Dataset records
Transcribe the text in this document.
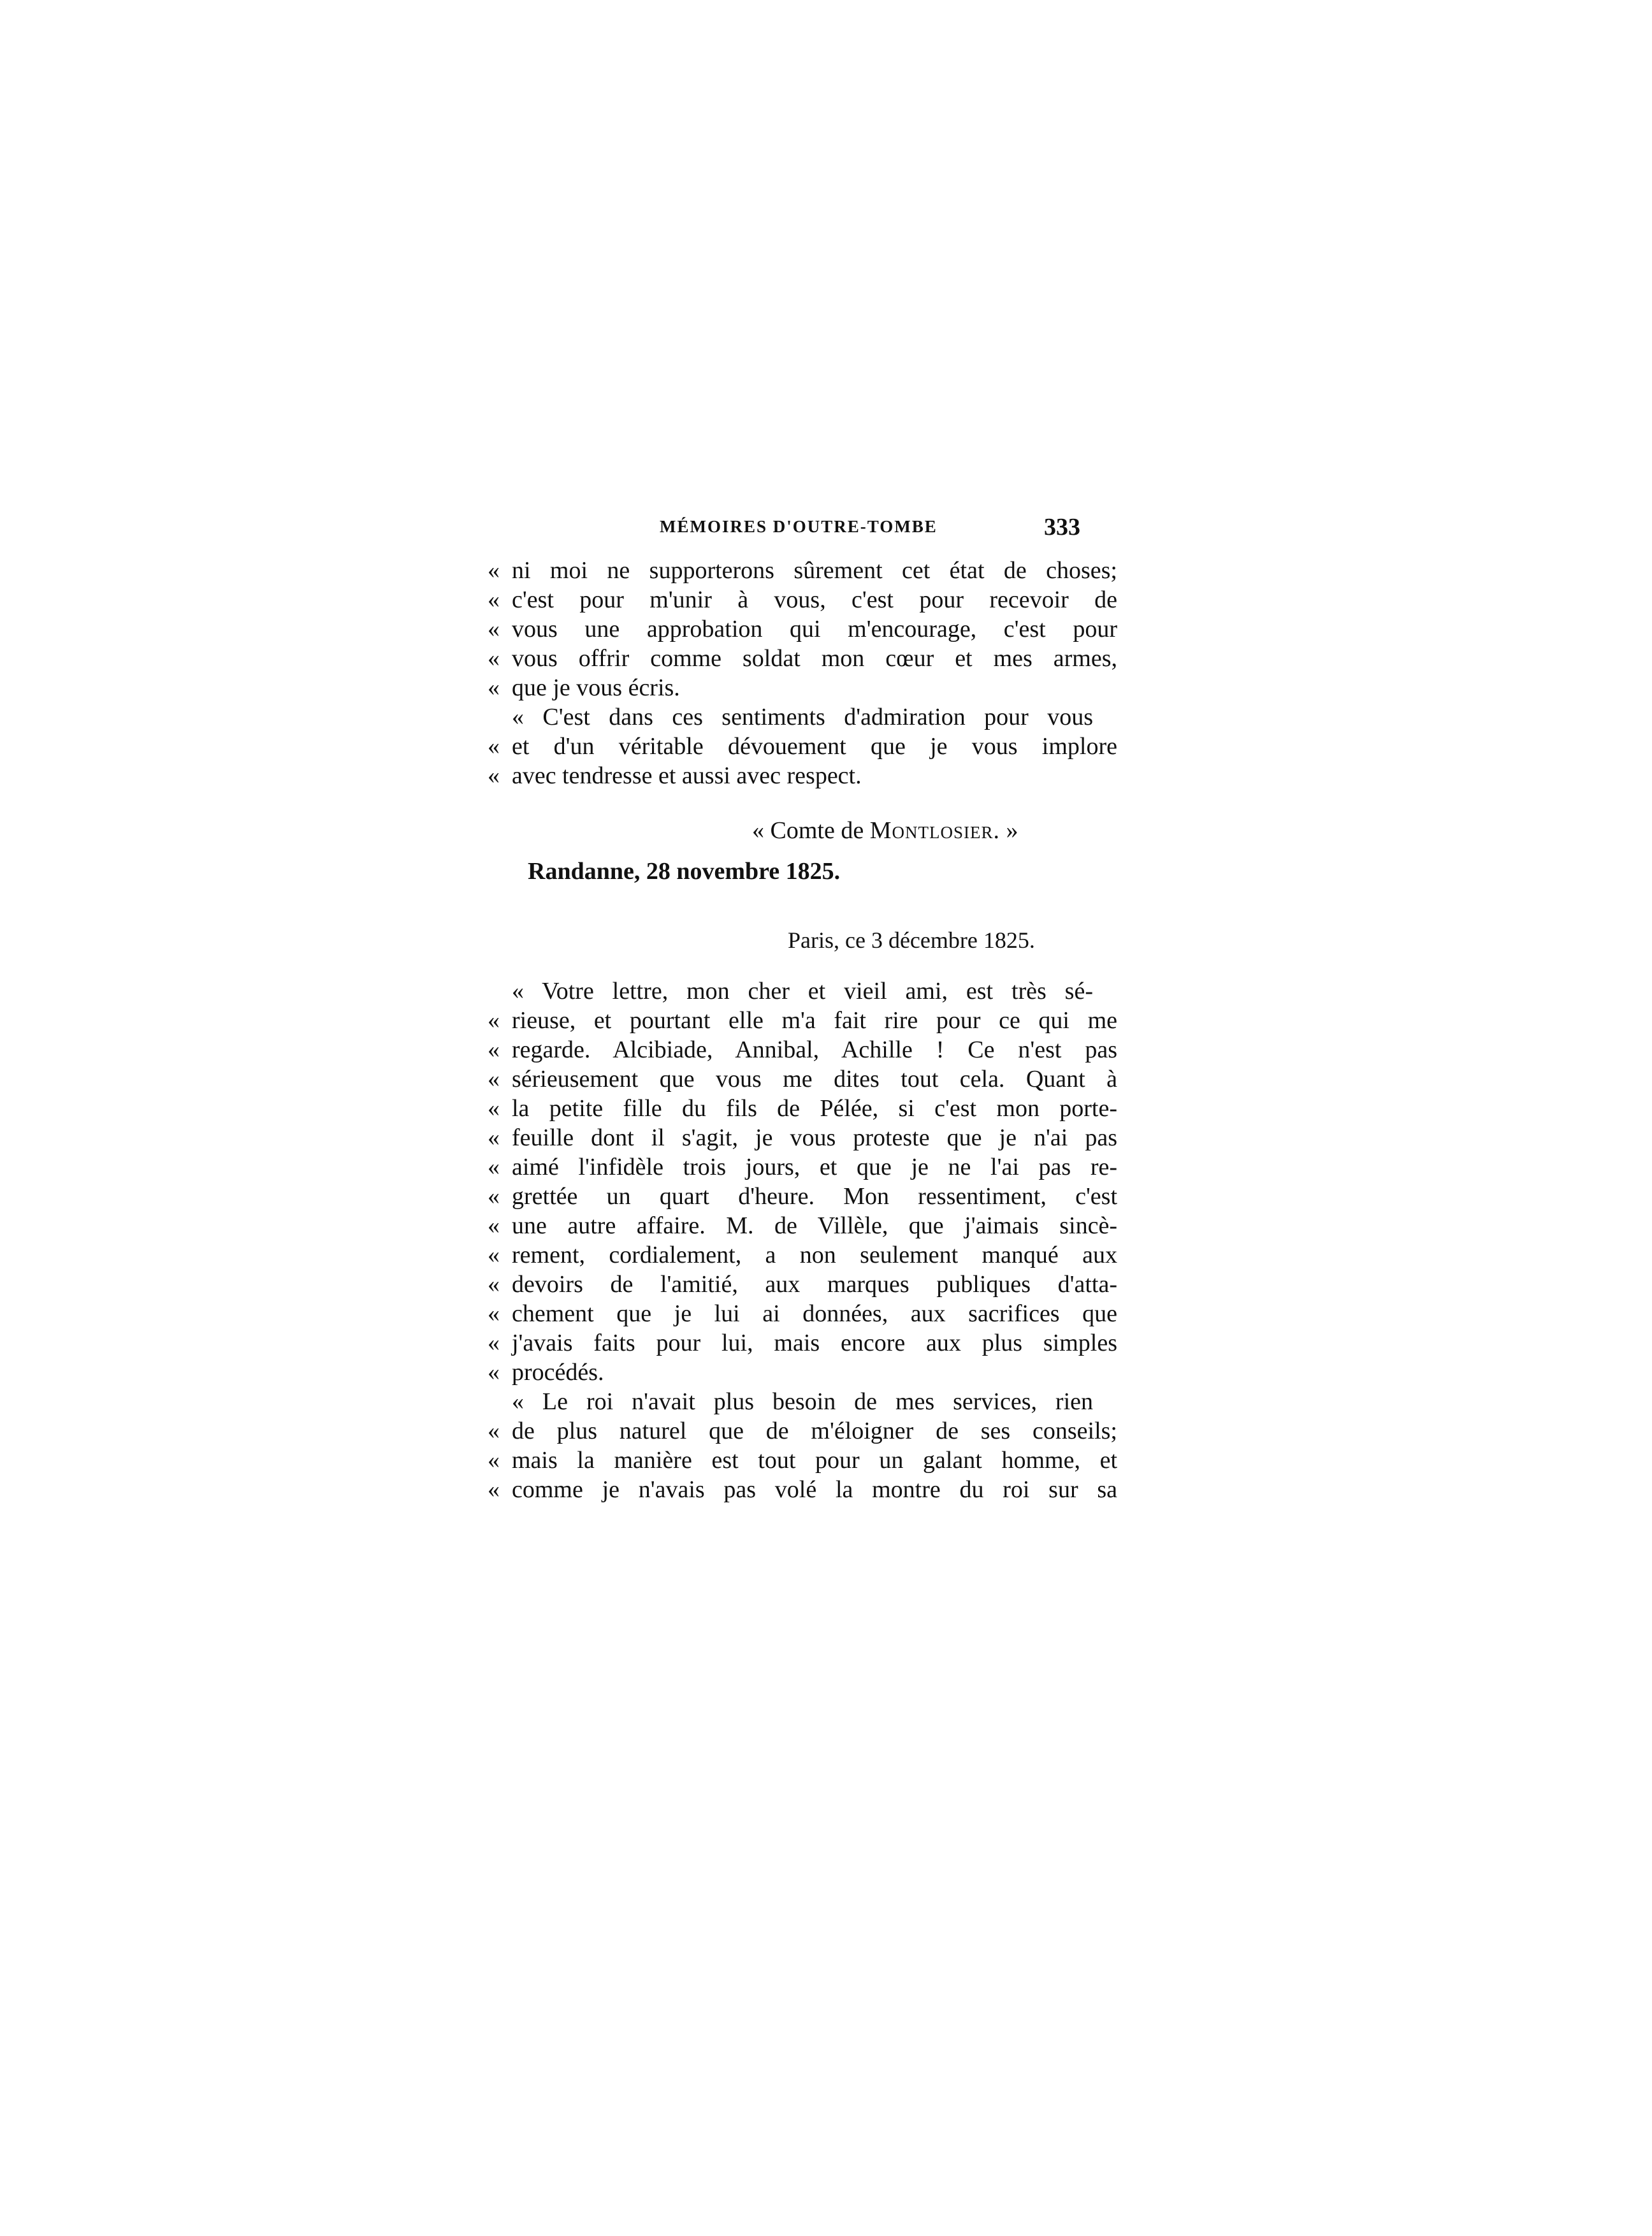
MÉMOIRES D'OUTRE-TOMBE	333
« ni moi ne supporterons sûrement cet état de choses;
« c'est pour m'unir à vous, c'est pour recevoir de
« vous une approbation qui m'encourage, c'est pour
« vous offrir comme soldat mon cœur et mes armes,
« que je vous écris.
« C'est dans ces sentiments d'admiration pour vous
« et d'un véritable dévouement que je vous implore
« avec tendresse et aussi avec respect.
« Comte de Montlosier. »
Randanne, 28 novembre 1825.
Paris, ce 3 décembre 1825.
« Votre lettre, mon cher et vieil ami, est très sé-
« rieuse, et pourtant elle m'a fait rire pour ce qui me
« regarde. Alcibiade, Annibal, Achille ! Ce n'est pas
« sérieusement que vous me dites tout cela. Quant à
« la petite fille du fils de Pélée, si c'est mon porte-
« feuille dont il s'agit, je vous proteste que je n'ai pas
« aimé l'infidèle trois jours, et que je ne l'ai pas re-
« grettée un quart d'heure. Mon ressentiment, c'est
« une autre affaire. M. de Villèle, que j'aimais sincè-
« rement, cordialement, a non seulement manqué aux
« devoirs de l'amitié, aux marques publiques d'atta-
« chement que je lui ai données, aux sacrifices que
« j'avais faits pour lui, mais encore aux plus simples
« procédés.
« Le roi n'avait plus besoin de mes services, rien
« de plus naturel que de m'éloigner de ses conseils;
« mais la manière est tout pour un galant homme, et
« comme je n'avais pas volé la montre du roi sur sa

> [Required task]:
Out of the preceding entries, pull every line containing the string "pour".

> [Finished exercise]:
« c'est pour m'unir à vous, c'est pour recevoir de
« vous une approbation qui m'encourage, c'est pour
« C'est dans ces sentiments d'admiration pour vous
« rieuse, et pourtant elle m'a fait rire pour ce qui me
« j'avais faits pour lui, mais encore aux plus simples
« mais la manière est tout pour un galant homme, et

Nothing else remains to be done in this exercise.